━━ SUPPLIED DATA

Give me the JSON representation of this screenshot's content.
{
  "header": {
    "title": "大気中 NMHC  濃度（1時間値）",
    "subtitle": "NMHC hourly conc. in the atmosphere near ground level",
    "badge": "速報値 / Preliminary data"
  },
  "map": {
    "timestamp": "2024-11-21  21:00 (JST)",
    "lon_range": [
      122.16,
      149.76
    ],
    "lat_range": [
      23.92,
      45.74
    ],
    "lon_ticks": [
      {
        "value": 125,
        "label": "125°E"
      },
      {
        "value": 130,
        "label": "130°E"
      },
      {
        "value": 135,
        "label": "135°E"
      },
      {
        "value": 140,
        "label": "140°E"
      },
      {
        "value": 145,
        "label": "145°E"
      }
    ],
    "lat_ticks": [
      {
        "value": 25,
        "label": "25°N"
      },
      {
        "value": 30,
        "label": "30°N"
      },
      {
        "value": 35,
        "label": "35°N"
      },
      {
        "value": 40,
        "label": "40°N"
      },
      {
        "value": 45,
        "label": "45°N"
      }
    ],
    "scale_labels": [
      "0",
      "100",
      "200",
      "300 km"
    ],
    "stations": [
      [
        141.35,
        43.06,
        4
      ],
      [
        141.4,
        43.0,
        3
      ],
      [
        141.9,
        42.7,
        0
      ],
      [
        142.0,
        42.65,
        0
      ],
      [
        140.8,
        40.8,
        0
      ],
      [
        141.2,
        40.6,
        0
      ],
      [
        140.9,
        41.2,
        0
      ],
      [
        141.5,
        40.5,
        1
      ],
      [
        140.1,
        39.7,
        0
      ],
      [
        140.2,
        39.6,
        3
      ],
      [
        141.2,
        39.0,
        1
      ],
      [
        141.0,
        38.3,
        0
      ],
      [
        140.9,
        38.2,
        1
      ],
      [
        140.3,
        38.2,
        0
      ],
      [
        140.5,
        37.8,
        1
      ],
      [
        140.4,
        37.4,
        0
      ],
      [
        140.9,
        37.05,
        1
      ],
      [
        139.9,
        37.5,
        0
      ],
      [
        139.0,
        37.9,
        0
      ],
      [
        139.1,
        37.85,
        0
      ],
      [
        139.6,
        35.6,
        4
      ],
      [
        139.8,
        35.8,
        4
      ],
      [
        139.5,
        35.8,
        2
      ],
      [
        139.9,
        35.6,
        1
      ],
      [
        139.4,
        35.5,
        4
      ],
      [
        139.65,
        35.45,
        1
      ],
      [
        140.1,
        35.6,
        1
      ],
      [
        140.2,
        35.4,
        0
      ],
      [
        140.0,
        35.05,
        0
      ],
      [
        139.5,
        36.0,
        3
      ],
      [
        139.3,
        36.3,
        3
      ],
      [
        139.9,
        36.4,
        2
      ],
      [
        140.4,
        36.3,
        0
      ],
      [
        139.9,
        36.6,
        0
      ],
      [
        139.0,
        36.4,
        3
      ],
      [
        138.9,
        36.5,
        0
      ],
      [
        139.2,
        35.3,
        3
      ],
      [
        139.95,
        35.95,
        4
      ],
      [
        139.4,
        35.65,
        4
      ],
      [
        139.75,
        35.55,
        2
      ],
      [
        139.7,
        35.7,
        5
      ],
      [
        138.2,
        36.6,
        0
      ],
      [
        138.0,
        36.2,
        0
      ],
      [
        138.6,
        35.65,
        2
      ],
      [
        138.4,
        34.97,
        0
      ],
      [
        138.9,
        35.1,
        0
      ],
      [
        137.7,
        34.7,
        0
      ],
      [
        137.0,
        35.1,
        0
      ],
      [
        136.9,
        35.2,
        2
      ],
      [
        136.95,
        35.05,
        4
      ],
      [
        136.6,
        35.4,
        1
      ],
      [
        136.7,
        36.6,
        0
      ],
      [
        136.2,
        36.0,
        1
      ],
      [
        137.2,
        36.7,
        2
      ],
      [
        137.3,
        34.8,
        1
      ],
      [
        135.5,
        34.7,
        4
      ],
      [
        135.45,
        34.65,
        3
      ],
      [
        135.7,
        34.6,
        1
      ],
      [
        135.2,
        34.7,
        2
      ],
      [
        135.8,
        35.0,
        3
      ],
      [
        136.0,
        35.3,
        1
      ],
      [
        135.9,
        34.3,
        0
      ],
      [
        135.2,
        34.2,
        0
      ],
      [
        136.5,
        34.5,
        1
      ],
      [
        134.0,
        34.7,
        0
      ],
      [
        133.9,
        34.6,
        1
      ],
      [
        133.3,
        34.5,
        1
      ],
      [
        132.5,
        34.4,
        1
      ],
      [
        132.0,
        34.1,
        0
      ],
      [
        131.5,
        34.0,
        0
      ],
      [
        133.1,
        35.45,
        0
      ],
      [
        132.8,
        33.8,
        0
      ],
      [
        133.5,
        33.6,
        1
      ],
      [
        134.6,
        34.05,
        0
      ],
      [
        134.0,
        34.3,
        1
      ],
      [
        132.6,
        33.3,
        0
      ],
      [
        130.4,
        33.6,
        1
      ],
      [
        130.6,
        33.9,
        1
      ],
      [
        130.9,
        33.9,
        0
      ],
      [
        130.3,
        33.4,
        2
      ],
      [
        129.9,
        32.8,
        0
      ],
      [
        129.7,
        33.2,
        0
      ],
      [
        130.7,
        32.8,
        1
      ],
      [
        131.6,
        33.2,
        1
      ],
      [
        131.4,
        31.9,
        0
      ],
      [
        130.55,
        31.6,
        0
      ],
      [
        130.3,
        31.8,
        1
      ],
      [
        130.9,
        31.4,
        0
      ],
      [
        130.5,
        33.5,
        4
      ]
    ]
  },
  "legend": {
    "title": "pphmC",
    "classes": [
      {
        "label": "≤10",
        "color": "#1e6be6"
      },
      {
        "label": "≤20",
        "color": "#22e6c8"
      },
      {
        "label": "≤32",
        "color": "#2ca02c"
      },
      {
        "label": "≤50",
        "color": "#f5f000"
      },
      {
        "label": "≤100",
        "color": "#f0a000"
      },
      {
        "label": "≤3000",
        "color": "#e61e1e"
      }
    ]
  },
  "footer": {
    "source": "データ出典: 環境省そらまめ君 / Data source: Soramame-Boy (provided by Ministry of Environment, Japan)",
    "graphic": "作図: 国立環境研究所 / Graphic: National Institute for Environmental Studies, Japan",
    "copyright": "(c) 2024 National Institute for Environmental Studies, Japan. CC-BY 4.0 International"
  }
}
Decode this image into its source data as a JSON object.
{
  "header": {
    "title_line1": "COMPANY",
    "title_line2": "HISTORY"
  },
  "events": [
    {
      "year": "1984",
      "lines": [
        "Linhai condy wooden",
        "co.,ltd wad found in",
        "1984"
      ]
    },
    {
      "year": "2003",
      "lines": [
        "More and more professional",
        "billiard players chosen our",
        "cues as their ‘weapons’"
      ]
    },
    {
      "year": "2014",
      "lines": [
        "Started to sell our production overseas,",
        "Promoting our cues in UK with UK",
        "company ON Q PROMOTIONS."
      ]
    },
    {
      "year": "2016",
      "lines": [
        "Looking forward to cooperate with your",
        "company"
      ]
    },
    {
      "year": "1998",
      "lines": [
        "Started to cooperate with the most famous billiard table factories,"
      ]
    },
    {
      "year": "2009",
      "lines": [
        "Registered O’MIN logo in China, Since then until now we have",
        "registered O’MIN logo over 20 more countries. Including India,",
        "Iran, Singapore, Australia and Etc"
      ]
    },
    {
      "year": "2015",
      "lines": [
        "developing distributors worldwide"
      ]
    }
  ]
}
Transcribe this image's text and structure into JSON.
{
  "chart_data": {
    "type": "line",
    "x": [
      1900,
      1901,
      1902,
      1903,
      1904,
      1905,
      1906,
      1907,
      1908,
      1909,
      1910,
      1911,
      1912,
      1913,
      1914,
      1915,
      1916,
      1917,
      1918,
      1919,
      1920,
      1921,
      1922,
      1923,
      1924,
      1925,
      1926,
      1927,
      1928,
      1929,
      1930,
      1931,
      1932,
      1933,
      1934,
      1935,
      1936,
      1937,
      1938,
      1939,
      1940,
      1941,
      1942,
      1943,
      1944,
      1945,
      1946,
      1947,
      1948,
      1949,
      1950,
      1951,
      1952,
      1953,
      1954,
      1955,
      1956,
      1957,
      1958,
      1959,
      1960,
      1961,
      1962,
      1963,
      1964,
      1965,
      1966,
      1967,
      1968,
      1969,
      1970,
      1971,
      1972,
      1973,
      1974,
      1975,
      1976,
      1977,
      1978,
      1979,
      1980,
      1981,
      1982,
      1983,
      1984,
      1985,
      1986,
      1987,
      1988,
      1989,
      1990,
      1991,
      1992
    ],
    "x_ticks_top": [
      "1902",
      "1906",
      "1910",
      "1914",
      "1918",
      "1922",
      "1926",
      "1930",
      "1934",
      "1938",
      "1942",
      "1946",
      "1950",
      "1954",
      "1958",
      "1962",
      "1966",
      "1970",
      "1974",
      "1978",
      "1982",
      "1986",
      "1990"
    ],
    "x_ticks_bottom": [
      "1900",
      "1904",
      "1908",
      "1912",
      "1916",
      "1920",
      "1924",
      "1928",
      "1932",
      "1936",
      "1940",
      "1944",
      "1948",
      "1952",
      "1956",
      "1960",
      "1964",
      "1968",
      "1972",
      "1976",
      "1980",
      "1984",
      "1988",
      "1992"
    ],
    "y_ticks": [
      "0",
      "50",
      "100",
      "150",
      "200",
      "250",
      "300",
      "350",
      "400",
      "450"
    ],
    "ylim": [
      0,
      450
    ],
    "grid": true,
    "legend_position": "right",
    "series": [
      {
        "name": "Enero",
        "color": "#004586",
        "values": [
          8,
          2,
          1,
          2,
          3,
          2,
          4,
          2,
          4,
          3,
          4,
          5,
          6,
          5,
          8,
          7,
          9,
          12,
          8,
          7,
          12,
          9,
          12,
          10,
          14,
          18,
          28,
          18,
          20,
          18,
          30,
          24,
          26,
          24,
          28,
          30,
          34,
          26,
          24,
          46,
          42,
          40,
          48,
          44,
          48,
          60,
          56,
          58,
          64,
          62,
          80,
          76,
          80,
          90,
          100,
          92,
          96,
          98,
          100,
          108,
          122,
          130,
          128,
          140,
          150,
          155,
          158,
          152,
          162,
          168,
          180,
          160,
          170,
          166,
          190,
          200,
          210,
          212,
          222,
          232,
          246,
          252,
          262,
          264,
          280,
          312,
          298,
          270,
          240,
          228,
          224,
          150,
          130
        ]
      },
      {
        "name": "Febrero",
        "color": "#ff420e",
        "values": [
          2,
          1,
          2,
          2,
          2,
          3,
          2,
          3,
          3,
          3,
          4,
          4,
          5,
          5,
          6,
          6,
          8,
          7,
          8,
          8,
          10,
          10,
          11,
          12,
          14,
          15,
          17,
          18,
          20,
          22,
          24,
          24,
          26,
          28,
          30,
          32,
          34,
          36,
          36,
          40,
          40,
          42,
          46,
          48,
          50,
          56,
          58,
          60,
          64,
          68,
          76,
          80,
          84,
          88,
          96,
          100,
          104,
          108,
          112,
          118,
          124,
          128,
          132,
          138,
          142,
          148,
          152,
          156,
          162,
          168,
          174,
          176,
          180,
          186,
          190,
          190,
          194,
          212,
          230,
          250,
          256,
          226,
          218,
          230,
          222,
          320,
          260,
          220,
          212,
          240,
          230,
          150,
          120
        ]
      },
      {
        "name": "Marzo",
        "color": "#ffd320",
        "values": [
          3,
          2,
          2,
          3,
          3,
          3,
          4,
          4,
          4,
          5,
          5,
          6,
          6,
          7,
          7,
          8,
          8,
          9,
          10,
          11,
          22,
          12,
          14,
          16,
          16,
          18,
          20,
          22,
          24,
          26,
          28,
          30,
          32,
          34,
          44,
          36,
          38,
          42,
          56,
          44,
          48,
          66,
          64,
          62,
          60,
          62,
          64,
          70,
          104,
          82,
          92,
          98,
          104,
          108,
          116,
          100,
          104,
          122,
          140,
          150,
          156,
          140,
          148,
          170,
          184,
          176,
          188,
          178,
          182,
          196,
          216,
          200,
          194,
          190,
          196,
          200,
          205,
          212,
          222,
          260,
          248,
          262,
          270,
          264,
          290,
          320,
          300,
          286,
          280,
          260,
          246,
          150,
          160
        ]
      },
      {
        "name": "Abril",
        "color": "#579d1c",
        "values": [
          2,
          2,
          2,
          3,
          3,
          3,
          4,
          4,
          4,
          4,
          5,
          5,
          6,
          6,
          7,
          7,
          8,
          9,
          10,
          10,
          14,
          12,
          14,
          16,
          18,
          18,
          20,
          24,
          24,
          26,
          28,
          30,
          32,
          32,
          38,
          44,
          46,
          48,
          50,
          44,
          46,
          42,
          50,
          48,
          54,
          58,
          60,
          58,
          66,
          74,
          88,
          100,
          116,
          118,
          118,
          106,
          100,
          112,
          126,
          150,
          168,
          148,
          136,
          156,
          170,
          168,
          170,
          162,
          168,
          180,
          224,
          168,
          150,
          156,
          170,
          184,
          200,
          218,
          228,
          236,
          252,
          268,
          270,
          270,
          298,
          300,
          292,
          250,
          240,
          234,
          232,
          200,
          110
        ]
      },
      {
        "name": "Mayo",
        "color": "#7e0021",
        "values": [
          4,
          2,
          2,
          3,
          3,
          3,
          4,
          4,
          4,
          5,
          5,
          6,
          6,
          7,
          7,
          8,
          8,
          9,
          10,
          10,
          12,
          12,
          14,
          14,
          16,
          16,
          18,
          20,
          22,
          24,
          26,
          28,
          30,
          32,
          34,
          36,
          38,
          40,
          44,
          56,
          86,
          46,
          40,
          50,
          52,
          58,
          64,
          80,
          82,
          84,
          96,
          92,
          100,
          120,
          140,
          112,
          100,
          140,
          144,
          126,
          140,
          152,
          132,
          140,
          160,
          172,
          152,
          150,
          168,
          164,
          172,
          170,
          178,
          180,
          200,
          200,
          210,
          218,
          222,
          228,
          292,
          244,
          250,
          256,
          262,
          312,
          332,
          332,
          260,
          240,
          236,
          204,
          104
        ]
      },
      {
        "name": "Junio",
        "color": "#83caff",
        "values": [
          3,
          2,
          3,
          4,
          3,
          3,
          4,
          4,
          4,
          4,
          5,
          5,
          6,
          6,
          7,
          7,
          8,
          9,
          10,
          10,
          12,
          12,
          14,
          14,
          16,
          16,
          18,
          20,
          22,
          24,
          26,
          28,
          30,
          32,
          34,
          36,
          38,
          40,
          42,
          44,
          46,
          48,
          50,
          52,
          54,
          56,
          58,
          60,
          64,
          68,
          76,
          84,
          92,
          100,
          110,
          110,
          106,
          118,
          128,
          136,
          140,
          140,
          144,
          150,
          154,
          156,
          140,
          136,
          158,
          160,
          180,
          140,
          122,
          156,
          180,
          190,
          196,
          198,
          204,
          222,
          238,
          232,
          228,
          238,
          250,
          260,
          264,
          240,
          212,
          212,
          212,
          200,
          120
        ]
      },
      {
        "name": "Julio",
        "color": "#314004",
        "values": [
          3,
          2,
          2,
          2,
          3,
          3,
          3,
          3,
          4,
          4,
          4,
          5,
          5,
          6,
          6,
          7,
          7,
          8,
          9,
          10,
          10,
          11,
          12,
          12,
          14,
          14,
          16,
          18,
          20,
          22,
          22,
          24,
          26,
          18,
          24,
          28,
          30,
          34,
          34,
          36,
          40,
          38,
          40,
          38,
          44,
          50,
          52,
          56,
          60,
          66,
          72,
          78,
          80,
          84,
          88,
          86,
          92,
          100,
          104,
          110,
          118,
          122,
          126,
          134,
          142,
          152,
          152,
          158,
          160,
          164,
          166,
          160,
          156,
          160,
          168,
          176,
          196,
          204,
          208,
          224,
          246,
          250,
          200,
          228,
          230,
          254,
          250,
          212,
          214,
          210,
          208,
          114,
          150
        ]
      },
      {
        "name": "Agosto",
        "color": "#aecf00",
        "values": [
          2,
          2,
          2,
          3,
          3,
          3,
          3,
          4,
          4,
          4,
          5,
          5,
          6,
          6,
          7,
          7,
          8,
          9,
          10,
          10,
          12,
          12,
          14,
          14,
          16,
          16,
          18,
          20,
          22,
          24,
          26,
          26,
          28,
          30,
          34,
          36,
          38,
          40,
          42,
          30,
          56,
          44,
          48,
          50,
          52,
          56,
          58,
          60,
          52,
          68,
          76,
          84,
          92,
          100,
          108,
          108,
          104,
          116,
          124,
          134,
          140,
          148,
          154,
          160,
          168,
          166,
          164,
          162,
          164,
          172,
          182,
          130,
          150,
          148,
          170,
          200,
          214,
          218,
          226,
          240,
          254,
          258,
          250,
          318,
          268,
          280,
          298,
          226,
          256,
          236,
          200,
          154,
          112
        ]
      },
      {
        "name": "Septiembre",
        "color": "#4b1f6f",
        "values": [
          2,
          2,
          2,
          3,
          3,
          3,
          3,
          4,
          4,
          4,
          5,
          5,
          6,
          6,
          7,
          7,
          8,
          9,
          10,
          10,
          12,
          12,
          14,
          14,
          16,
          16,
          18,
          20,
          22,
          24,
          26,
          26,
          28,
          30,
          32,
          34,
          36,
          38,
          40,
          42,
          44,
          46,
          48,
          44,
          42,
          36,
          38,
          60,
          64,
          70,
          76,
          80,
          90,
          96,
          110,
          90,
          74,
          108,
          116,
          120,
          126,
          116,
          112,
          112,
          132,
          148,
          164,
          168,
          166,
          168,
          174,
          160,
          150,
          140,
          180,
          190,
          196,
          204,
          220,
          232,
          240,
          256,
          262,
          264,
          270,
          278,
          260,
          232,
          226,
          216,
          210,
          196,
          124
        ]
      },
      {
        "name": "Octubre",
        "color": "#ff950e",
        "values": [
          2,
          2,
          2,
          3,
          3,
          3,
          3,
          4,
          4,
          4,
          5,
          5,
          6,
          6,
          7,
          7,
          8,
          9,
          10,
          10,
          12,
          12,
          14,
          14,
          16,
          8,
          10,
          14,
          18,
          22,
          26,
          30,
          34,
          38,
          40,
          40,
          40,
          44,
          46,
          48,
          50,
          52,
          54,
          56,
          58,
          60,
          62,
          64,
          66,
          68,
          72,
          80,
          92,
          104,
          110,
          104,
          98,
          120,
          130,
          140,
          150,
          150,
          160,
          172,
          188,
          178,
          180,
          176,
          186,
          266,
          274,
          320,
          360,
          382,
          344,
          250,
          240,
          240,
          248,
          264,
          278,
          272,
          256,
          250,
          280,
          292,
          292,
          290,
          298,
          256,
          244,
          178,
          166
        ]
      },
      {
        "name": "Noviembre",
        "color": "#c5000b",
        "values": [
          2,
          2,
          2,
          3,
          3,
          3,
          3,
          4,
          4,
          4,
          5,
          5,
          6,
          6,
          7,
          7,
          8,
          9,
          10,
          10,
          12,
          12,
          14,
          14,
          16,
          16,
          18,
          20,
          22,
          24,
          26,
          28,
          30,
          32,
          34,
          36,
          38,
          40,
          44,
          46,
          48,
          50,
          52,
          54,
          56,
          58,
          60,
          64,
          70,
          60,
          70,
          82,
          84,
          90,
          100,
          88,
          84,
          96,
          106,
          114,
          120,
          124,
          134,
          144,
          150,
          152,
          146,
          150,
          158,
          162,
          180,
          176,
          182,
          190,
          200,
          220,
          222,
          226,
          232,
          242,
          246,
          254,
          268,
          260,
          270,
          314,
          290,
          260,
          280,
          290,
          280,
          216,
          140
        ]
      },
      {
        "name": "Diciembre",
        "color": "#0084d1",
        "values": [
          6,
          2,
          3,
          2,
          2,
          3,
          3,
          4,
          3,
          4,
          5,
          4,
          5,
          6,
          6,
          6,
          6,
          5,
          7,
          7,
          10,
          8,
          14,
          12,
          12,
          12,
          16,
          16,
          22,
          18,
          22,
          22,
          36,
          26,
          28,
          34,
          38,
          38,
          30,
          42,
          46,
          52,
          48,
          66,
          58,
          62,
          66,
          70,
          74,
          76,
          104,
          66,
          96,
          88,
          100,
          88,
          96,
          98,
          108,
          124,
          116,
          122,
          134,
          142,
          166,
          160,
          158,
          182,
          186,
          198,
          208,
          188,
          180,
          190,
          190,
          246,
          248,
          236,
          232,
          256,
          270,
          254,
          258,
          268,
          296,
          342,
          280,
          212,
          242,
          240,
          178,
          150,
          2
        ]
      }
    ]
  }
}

━━━━

*DIRECTIVE*
Where a line contains "with", copy that line.

*SOLUTION*
        "Promoting our cues in UK with UK",
        "Looking forward to cooperate with your",
        "Started to cooperate with the most famous billiard table factories,"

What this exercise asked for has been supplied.